◆ WHAT IS EXPECTED
Filter the entries, keeping every line with the word "schedule".

Dataset items

================

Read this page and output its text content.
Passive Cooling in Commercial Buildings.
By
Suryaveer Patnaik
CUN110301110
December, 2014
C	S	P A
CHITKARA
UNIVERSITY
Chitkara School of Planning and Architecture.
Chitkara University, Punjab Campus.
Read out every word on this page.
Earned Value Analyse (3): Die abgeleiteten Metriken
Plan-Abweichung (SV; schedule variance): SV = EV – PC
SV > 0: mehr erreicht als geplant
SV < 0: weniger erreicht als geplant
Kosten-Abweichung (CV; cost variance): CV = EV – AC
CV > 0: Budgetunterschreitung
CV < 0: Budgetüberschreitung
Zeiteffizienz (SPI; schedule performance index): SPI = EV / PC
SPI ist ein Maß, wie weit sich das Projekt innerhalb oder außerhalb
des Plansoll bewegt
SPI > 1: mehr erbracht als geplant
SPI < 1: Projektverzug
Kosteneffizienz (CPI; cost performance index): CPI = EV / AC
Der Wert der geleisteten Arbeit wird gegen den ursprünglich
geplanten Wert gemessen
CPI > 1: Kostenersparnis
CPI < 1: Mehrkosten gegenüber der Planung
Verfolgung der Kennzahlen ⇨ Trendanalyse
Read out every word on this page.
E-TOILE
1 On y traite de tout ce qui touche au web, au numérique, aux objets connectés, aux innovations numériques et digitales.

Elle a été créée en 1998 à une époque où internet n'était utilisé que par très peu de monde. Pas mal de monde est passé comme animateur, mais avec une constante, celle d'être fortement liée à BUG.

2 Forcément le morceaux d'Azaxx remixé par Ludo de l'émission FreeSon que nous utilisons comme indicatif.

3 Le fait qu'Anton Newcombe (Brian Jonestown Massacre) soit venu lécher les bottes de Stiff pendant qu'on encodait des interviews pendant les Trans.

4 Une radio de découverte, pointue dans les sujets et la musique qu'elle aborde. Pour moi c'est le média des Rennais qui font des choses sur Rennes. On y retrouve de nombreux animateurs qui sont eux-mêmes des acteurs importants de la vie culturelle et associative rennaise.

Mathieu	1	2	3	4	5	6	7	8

================

◆ RESULT FOR THIS TASK
Plan-Abweichung (SV; schedule variance): SV = EV – PC
Zeiteffizienz (SPI; schedule performance index): SPI = EV / PC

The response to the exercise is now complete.